EXERCISE GOAL
Return each line holding the string "content".

EXCERPTED DATA
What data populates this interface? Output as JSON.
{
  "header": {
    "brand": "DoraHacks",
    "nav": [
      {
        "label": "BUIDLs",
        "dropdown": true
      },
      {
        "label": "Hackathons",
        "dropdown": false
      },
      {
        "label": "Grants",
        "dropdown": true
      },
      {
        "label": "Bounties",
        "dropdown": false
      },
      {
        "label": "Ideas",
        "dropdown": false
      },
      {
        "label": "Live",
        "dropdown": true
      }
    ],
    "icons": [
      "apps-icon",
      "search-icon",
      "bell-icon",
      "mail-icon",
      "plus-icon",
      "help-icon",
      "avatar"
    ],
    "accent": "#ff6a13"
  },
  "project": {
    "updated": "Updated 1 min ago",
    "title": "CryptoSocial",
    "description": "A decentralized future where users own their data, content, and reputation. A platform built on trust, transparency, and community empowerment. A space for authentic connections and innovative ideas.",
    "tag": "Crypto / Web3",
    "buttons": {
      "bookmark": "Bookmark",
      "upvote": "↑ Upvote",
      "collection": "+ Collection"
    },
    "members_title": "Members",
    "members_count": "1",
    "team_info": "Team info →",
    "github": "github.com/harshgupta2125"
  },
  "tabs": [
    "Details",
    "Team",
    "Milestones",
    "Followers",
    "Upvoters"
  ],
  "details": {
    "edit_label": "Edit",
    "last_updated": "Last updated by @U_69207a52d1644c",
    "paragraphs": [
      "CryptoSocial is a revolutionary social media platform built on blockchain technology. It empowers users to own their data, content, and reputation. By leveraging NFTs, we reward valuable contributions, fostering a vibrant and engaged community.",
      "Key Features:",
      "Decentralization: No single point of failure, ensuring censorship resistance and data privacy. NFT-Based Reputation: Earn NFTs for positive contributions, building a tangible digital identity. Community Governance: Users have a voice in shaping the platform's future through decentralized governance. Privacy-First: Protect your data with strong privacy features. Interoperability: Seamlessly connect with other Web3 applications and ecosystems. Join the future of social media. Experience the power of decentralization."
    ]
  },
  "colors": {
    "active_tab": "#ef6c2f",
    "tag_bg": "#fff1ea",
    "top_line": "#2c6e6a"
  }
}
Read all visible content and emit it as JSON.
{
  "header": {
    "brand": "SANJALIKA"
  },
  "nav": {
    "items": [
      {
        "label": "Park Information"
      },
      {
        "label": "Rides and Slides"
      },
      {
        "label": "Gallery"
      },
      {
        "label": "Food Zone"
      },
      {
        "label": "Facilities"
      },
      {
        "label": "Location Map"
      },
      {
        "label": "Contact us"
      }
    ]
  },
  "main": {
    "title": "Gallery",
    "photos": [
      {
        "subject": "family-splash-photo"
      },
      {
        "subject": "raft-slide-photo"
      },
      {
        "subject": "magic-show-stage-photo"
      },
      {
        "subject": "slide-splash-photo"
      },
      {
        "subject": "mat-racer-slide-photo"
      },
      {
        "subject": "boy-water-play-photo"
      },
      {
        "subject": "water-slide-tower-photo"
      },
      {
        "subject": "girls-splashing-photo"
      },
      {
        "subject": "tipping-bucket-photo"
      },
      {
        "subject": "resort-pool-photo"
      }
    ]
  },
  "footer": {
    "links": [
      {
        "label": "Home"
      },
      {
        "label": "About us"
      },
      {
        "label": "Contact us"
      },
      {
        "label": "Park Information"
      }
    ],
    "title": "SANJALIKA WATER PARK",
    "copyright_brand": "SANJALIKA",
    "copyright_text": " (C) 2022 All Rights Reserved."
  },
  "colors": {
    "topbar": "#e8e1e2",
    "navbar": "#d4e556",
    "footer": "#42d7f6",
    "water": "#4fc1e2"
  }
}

ANSWER TO THE TASK
    "description": "A decentralized future where users own their data, content, and reputation. A platform built on trust, transparency, and community empowerment. A space for authentic connections and innovative ideas.",
      "CryptoSocial is a revolutionary social media platform built on blockchain technology. It empowers users to own their data, content, and reputation. By leveraging NFTs, we reward valuable contributions, fostering a vibrant and engaged community.",
Read all visible content and emit it as JSON.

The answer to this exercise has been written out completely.